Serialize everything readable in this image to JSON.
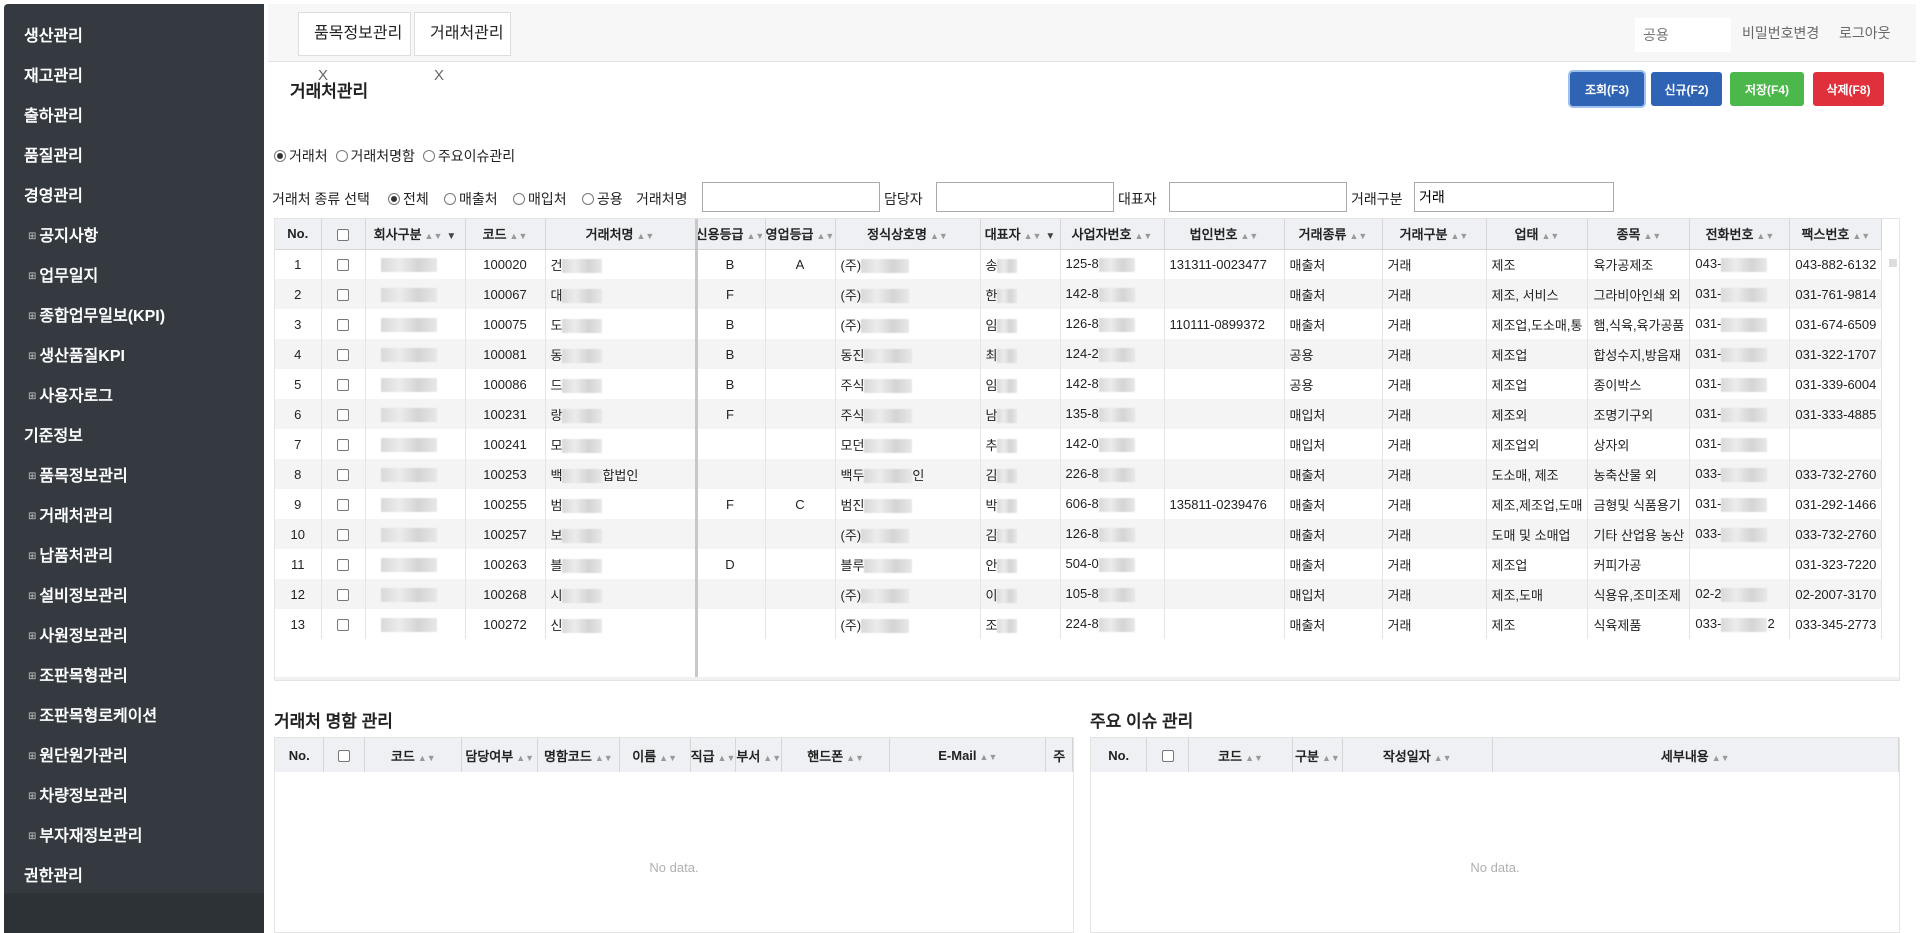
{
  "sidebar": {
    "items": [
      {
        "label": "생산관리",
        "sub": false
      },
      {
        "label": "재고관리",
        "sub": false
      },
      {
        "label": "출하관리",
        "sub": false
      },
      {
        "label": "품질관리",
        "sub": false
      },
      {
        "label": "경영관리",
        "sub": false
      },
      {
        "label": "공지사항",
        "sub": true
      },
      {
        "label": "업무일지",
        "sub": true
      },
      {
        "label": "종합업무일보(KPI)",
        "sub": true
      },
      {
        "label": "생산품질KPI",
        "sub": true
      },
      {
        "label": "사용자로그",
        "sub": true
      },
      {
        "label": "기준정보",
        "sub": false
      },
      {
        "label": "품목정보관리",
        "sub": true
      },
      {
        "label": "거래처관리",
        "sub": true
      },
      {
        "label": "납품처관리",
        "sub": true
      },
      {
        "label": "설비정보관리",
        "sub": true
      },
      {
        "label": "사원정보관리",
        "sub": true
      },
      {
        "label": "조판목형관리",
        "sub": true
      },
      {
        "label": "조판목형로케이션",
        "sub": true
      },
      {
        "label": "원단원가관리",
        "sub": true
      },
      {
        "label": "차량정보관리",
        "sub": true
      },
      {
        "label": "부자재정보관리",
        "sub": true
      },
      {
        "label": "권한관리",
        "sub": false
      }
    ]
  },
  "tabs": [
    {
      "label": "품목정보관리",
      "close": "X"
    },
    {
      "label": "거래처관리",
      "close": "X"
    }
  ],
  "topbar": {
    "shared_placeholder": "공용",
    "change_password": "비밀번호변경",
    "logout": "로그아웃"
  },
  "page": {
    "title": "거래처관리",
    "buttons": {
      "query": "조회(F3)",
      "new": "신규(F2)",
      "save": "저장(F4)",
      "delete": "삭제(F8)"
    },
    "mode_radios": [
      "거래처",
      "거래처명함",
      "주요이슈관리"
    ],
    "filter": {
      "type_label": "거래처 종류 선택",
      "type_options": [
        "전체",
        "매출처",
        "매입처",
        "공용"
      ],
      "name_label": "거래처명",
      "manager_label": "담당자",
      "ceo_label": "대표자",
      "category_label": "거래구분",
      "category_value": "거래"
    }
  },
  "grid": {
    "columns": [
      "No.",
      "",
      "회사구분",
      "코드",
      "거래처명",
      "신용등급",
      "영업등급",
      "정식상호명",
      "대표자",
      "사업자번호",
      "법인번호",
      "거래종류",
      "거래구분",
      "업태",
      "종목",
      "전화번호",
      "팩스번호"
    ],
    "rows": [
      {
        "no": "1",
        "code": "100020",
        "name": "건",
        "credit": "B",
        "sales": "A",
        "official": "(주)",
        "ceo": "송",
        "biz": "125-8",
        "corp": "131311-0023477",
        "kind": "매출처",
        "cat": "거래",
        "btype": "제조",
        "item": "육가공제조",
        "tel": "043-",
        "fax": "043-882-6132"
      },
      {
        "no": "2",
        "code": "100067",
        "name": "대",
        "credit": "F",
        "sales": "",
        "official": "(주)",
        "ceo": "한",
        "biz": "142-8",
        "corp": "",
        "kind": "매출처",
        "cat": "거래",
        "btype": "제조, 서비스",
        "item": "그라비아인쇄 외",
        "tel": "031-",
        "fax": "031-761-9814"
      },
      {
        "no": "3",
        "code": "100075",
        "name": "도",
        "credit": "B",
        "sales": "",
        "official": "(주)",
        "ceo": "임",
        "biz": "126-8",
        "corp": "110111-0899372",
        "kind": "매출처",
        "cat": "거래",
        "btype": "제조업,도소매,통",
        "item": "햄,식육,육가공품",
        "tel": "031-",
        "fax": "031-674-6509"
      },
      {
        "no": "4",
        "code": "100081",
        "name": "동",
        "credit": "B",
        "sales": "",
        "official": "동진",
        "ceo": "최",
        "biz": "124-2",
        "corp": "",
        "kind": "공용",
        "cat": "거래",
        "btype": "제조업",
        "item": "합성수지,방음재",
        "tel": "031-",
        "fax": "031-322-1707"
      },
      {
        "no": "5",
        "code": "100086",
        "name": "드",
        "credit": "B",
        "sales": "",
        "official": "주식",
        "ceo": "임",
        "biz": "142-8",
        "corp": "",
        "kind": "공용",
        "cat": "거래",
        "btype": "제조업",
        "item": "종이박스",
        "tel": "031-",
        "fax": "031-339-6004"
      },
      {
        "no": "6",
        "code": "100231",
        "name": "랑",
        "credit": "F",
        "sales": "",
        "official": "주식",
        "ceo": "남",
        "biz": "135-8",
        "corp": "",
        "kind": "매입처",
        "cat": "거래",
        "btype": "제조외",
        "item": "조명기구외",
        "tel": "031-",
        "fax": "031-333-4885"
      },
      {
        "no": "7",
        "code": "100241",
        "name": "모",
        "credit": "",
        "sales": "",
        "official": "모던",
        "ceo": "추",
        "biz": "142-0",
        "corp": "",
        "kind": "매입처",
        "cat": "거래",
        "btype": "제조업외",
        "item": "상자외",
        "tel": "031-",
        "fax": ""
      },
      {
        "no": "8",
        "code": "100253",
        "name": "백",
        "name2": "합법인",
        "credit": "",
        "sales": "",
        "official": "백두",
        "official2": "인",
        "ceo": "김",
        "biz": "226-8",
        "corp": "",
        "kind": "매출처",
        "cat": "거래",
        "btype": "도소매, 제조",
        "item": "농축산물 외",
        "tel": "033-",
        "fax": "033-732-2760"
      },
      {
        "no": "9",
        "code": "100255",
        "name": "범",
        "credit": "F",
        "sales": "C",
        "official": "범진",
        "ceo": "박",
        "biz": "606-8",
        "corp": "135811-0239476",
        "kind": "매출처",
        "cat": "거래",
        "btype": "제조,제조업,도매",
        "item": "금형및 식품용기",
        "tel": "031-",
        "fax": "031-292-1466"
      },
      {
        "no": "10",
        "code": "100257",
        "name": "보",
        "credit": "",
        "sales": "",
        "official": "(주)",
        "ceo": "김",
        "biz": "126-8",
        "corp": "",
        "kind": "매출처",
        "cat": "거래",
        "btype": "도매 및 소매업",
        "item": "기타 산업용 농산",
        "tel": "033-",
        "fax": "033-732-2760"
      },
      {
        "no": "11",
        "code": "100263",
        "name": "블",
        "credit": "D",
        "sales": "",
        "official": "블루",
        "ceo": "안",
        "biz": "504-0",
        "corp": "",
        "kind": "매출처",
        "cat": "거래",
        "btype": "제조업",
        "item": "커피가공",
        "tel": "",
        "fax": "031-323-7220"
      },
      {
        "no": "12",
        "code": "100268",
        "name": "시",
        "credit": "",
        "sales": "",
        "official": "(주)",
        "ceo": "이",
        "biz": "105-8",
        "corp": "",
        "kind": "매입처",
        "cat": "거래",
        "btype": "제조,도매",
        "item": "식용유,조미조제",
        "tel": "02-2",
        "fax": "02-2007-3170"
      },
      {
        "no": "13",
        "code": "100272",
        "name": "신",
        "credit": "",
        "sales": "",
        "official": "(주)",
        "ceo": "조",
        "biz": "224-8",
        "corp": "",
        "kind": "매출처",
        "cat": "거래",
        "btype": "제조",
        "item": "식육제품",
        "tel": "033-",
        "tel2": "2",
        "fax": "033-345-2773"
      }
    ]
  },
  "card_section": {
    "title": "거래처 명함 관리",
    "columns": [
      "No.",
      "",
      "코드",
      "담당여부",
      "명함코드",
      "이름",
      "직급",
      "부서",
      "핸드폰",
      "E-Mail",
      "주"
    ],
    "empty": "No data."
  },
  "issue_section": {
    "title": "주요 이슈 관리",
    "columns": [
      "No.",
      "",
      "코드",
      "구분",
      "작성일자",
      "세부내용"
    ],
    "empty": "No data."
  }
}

_ _ _ _

#### [Do this]
Go through the material above and print all of it exactly, except the pictures.

#### [Written response]
Serialize everything readable in this image to JSON.
{
  "sidebar": {
    "items": [
      {
        "label": "생산관리",
        "sub": false
      },
      {
        "label": "재고관리",
        "sub": false
      },
      {
        "label": "출하관리",
        "sub": false
      },
      {
        "label": "품질관리",
        "sub": false
      },
      {
        "label": "경영관리",
        "sub": false
      },
      {
        "label": "공지사항",
        "sub": true
      },
      {
        "label": "업무일지",
        "sub": true
      },
      {
        "label": "종합업무일보(KPI)",
        "sub": true
      },
      {
        "label": "생산품질KPI",
        "sub": true
      },
      {
        "label": "사용자로그",
        "sub": true
      },
      {
        "label": "기준정보",
        "sub": false
      },
      {
        "label": "품목정보관리",
        "sub": true
      },
      {
        "label": "거래처관리",
        "sub": true
      },
      {
        "label": "납품처관리",
        "sub": true
      },
      {
        "label": "설비정보관리",
        "sub": true
      },
      {
        "label": "사원정보관리",
        "sub": true
      },
      {
        "label": "조판목형관리",
        "sub": true
      },
      {
        "label": "조판목형로케이션",
        "sub": true
      },
      {
        "label": "원단원가관리",
        "sub": true
      },
      {
        "label": "차량정보관리",
        "sub": true
      },
      {
        "label": "부자재정보관리",
        "sub": true
      },
      {
        "label": "권한관리",
        "sub": false
      }
    ]
  },
  "tabs": [
    {
      "label": "품목정보관리",
      "close": "X"
    },
    {
      "label": "거래처관리",
      "close": "X"
    }
  ],
  "topbar": {
    "shared_placeholder": "공용",
    "change_password": "비밀번호변경",
    "logout": "로그아웃"
  },
  "page": {
    "title": "거래처관리",
    "buttons": {
      "query": "조회(F3)",
      "new": "신규(F2)",
      "save": "저장(F4)",
      "delete": "삭제(F8)"
    },
    "mode_radios": [
      "거래처",
      "거래처명함",
      "주요이슈관리"
    ],
    "filter": {
      "type_label": "거래처 종류 선택",
      "type_options": [
        "전체",
        "매출처",
        "매입처",
        "공용"
      ],
      "name_label": "거래처명",
      "manager_label": "담당자",
      "ceo_label": "대표자",
      "category_label": "거래구분",
      "category_value": "거래"
    }
  },
  "grid": {
    "columns": [
      "No.",
      "",
      "회사구분",
      "코드",
      "거래처명",
      "신용등급",
      "영업등급",
      "정식상호명",
      "대표자",
      "사업자번호",
      "법인번호",
      "거래종류",
      "거래구분",
      "업태",
      "종목",
      "전화번호",
      "팩스번호"
    ],
    "rows": [
      {
        "no": "1",
        "code": "100020",
        "name": "건",
        "credit": "B",
        "sales": "A",
        "official": "(주)",
        "ceo": "송",
        "biz": "125-8",
        "corp": "131311-0023477",
        "kind": "매출처",
        "cat": "거래",
        "btype": "제조",
        "item": "육가공제조",
        "tel": "043-",
        "fax": "043-882-6132"
      },
      {
        "no": "2",
        "code": "100067",
        "name": "대",
        "credit": "F",
        "sales": "",
        "official": "(주)",
        "ceo": "한",
        "biz": "142-8",
        "corp": "",
        "kind": "매출처",
        "cat": "거래",
        "btype": "제조, 서비스",
        "item": "그라비아인쇄 외",
        "tel": "031-",
        "fax": "031-761-9814"
      },
      {
        "no": "3",
        "code": "100075",
        "name": "도",
        "credit": "B",
        "sales": "",
        "official": "(주)",
        "ceo": "임",
        "biz": "126-8",
        "corp": "110111-0899372",
        "kind": "매출처",
        "cat": "거래",
        "btype": "제조업,도소매,통",
        "item": "햄,식육,육가공품",
        "tel": "031-",
        "fax": "031-674-6509"
      },
      {
        "no": "4",
        "code": "100081",
        "name": "동",
        "credit": "B",
        "sales": "",
        "official": "동진",
        "ceo": "최",
        "biz": "124-2",
        "corp": "",
        "kind": "공용",
        "cat": "거래",
        "btype": "제조업",
        "item": "합성수지,방음재",
        "tel": "031-",
        "fax": "031-322-1707"
      },
      {
        "no": "5",
        "code": "100086",
        "name": "드",
        "credit": "B",
        "sales": "",
        "official": "주식",
        "ceo": "임",
        "biz": "142-8",
        "corp": "",
        "kind": "공용",
        "cat": "거래",
        "btype": "제조업",
        "item": "종이박스",
        "tel": "031-",
        "fax": "031-339-6004"
      },
      {
        "no": "6",
        "code": "100231",
        "name": "랑",
        "credit": "F",
        "sales": "",
        "official": "주식",
        "ceo": "남",
        "biz": "135-8",
        "corp": "",
        "kind": "매입처",
        "cat": "거래",
        "btype": "제조외",
        "item": "조명기구외",
        "tel": "031-",
        "fax": "031-333-4885"
      },
      {
        "no": "7",
        "code": "100241",
        "name": "모",
        "credit": "",
        "sales": "",
        "official": "모던",
        "ceo": "추",
        "biz": "142-0",
        "corp": "",
        "kind": "매입처",
        "cat": "거래",
        "btype": "제조업외",
        "item": "상자외",
        "tel": "031-",
        "fax": ""
      },
      {
        "no": "8",
        "code": "100253",
        "name": "백",
        "name2": "합법인",
        "credit": "",
        "sales": "",
        "official": "백두",
        "official2": "인",
        "ceo": "김",
        "biz": "226-8",
        "corp": "",
        "kind": "매출처",
        "cat": "거래",
        "btype": "도소매, 제조",
        "item": "농축산물 외",
        "tel": "033-",
        "fax": "033-732-2760"
      },
      {
        "no": "9",
        "code": "100255",
        "name": "범",
        "credit": "F",
        "sales": "C",
        "official": "범진",
        "ceo": "박",
        "biz": "606-8",
        "corp": "135811-0239476",
        "kind": "매출처",
        "cat": "거래",
        "btype": "제조,제조업,도매",
        "item": "금형및 식품용기",
        "tel": "031-",
        "fax": "031-292-1466"
      },
      {
        "no": "10",
        "code": "100257",
        "name": "보",
        "credit": "",
        "sales": "",
        "official": "(주)",
        "ceo": "김",
        "biz": "126-8",
        "corp": "",
        "kind": "매출처",
        "cat": "거래",
        "btype": "도매 및 소매업",
        "item": "기타 산업용 농산",
        "tel": "033-",
        "fax": "033-732-2760"
      },
      {
        "no": "11",
        "code": "100263",
        "name": "블",
        "credit": "D",
        "sales": "",
        "official": "블루",
        "ceo": "안",
        "biz": "504-0",
        "corp": "",
        "kind": "매출처",
        "cat": "거래",
        "btype": "제조업",
        "item": "커피가공",
        "tel": "",
        "fax": "031-323-7220"
      },
      {
        "no": "12",
        "code": "100268",
        "name": "시",
        "credit": "",
        "sales": "",
        "official": "(주)",
        "ceo": "이",
        "biz": "105-8",
        "corp": "",
        "kind": "매입처",
        "cat": "거래",
        "btype": "제조,도매",
        "item": "식용유,조미조제",
        "tel": "02-2",
        "fax": "02-2007-3170"
      },
      {
        "no": "13",
        "code": "100272",
        "name": "신",
        "credit": "",
        "sales": "",
        "official": "(주)",
        "ceo": "조",
        "biz": "224-8",
        "corp": "",
        "kind": "매출처",
        "cat": "거래",
        "btype": "제조",
        "item": "식육제품",
        "tel": "033-",
        "tel2": "2",
        "fax": "033-345-2773"
      }
    ]
  },
  "card_section": {
    "title": "거래처 명함 관리",
    "columns": [
      "No.",
      "",
      "코드",
      "담당여부",
      "명함코드",
      "이름",
      "직급",
      "부서",
      "핸드폰",
      "E-Mail",
      "주"
    ],
    "empty": "No data."
  },
  "issue_section": {
    "title": "주요 이슈 관리",
    "columns": [
      "No.",
      "",
      "코드",
      "구분",
      "작성일자",
      "세부내용"
    ],
    "empty": "No data."
  }
}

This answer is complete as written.